### Record excerpts

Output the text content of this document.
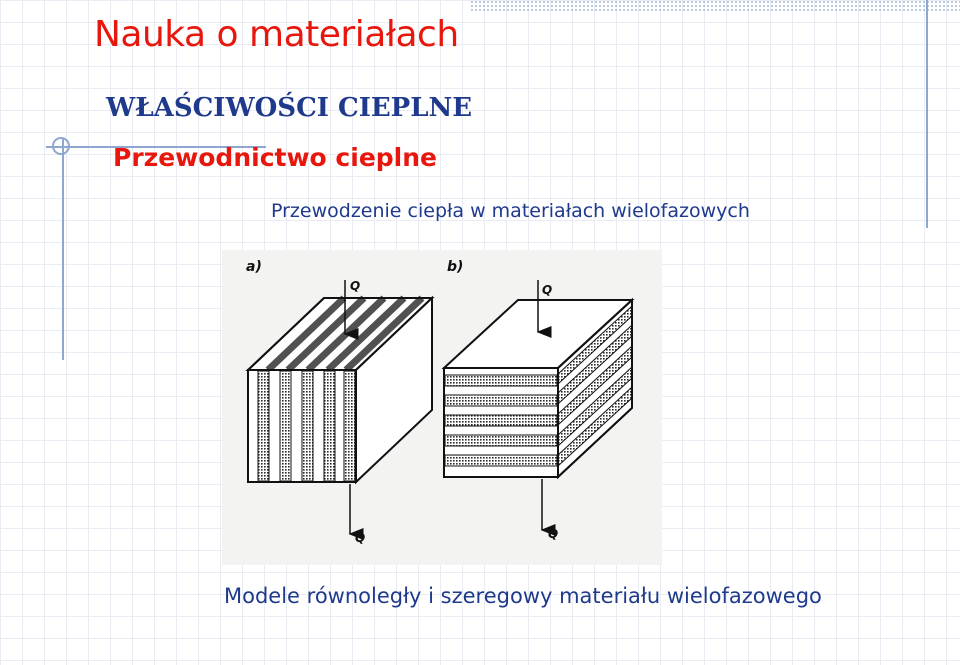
Nauka o materiałach
WŁAŚCIWOŚCI CIEPLNE
Przewodnictwo cieplne
Przewodzenie ciepła w materiałach wielofazowych
a)	b)
Q
Q
Q
Q
Modele równoległy i szeregowy materiału wielofazowego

######

Write out every line of the data that holds the word "materiałach".

-- Expected output --
Nauka o materiałach
Przewodzenie ciepła w materiałach wielofazowych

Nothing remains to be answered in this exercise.